— begin Data for processing —

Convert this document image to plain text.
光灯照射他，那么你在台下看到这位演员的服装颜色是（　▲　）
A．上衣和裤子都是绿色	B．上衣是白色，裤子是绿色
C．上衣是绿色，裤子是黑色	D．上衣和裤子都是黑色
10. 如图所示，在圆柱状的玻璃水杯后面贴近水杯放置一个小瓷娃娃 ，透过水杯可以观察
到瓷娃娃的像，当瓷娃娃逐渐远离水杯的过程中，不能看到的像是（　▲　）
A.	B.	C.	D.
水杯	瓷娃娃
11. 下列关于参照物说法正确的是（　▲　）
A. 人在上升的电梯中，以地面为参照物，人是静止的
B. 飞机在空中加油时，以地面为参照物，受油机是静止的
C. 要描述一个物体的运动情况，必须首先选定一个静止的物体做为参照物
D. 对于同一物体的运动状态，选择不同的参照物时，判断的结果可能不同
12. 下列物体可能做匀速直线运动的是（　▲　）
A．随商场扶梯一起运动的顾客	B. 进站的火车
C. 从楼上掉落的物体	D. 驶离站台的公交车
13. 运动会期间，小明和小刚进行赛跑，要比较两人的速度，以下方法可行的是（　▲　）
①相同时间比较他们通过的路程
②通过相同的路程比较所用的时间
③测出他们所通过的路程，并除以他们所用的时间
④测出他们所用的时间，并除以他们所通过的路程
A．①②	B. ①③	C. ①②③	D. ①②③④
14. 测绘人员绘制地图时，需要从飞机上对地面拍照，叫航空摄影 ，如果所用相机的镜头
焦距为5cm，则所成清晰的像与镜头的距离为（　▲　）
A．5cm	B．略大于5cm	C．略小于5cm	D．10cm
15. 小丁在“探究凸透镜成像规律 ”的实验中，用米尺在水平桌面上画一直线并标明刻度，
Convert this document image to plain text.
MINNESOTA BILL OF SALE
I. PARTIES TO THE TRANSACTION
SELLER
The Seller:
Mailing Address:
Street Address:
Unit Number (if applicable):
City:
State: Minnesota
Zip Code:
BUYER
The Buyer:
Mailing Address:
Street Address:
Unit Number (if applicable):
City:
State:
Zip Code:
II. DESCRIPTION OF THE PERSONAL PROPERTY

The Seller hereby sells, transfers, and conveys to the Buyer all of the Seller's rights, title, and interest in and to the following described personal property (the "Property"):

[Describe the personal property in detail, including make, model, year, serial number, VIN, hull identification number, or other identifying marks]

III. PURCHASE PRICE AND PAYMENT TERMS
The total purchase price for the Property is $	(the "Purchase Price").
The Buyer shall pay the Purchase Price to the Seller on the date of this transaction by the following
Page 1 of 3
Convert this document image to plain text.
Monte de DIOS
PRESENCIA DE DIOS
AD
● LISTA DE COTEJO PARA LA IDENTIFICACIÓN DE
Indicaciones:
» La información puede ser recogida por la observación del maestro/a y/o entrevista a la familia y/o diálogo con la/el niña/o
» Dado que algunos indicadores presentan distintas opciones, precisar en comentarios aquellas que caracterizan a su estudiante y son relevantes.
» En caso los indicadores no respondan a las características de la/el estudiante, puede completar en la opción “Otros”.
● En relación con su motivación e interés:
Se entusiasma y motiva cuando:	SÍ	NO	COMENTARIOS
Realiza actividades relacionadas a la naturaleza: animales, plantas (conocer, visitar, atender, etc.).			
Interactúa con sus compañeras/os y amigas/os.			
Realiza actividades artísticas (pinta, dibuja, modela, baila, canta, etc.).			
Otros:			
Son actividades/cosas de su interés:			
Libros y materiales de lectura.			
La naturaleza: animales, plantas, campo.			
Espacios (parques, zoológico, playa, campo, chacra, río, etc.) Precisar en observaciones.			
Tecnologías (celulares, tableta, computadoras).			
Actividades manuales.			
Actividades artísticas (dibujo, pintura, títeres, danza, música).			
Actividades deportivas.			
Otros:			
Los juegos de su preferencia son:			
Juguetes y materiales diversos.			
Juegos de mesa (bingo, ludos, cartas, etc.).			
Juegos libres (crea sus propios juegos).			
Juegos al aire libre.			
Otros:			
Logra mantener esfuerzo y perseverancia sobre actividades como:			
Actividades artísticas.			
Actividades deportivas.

— end Data for processing —

▶ [Work required]: Each record should come back exactly as written.

▶ [Solution for this exercise]:
Convert this document image to plain text.
光灯照射他，那么你在台下看到这位演员的服装颜色是（　▲　）
A．上衣和裤子都是绿色	B．上衣是白色，裤子是绿色
C．上衣是绿色，裤子是黑色	D．上衣和裤子都是黑色
10. 如图所示，在圆柱状的玻璃水杯后面贴近水杯放置一个小瓷娃娃 ，透过水杯可以观察
到瓷娃娃的像，当瓷娃娃逐渐远离水杯的过程中，不能看到的像是（　▲　）
A.	B.	C.	D.
水杯	瓷娃娃
11. 下列关于参照物说法正确的是（　▲　）
A. 人在上升的电梯中，以地面为参照物，人是静止的
B. 飞机在空中加油时，以地面为参照物，受油机是静止的
C. 要描述一个物体的运动情况，必须首先选定一个静止的物体做为参照物
D. 对于同一物体的运动状态，选择不同的参照物时，判断的结果可能不同
12. 下列物体可能做匀速直线运动的是（　▲　）
A．随商场扶梯一起运动的顾客	B. 进站的火车
C. 从楼上掉落的物体	D. 驶离站台的公交车
13. 运动会期间，小明和小刚进行赛跑，要比较两人的速度，以下方法可行的是（　▲　）
①相同时间比较他们通过的路程
②通过相同的路程比较所用的时间
③测出他们所通过的路程，并除以他们所用的时间
④测出他们所用的时间，并除以他们所通过的路程
A．①②	B. ①③	C. ①②③	D. ①②③④
14. 测绘人员绘制地图时，需要从飞机上对地面拍照，叫航空摄影 ，如果所用相机的镜头
焦距为5cm，则所成清晰的像与镜头的距离为（　▲　）
A．5cm	B．略大于5cm	C．略小于5cm	D．10cm
15. 小丁在“探究凸透镜成像规律 ”的实验中，用米尺在水平桌面上画一直线并标明刻度，
Convert this document image to plain text.
MINNESOTA BILL OF SALE
I. PARTIES TO THE TRANSACTION
SELLER
The Seller:
Mailing Address:
Street Address:
Unit Number (if applicable):
City:
State: Minnesota
Zip Code:
BUYER
The Buyer:
Mailing Address:
Street Address:
Unit Number (if applicable):
City:
State:
Zip Code:
II. DESCRIPTION OF THE PERSONAL PROPERTY

The Seller hereby sells, transfers, and conveys to the Buyer all of the Seller's rights, title, and interest in and to the following described personal property (the "Property"):

[Describe the personal property in detail, including make, model, year, serial number, VIN, hull identification number, or other identifying marks]

III. PURCHASE PRICE AND PAYMENT TERMS
The total purchase price for the Property is $	(the "Purchase Price").
The Buyer shall pay the Purchase Price to the Seller on the date of this transaction by the following
Page 1 of 3
Convert this document image to plain text.
Monte de DIOS
PRESENCIA DE DIOS
AD
● LISTA DE COTEJO PARA LA IDENTIFICACIÓN DE
Indicaciones:
» La información puede ser recogida por la observación del maestro/a y/o entrevista a la familia y/o diálogo con la/el niña/o
» Dado que algunos indicadores presentan distintas opciones, precisar en comentarios aquellas que caracterizan a su estudiante y son relevantes.
» En caso los indicadores no respondan a las características de la/el estudiante, puede completar en la opción “Otros”.
● En relación con su motivación e interés:
Se entusiasma y motiva cuando:	SÍ	NO	COMENTARIOS
Realiza actividades relacionadas a la naturaleza: animales, plantas (conocer, visitar, atender, etc.).			
Interactúa con sus compañeras/os y amigas/os.			
Realiza actividades artísticas (pinta, dibuja, modela, baila, canta, etc.).			
Otros:			
Son actividades/cosas de su interés:			
Libros y materiales de lectura.			
La naturaleza: animales, plantas, campo.			
Espacios (parques, zoológico, playa, campo, chacra, río, etc.) Precisar en observaciones.			
Tecnologías (celulares, tableta, computadoras).			
Actividades manuales.			
Actividades artísticas (dibujo, pintura, títeres, danza, música).			
Actividades deportivas.			
Otros:			
Los juegos de su preferencia son:			
Juguetes y materiales diversos.			
Juegos de mesa (bingo, ludos, cartas, etc.).			
Juegos libres (crea sus propios juegos).			
Juegos al aire libre.			
Otros:			
Logra mantener esfuerzo y perseverancia sobre actividades como:			
Actividades artísticas.			
Actividades deportivas.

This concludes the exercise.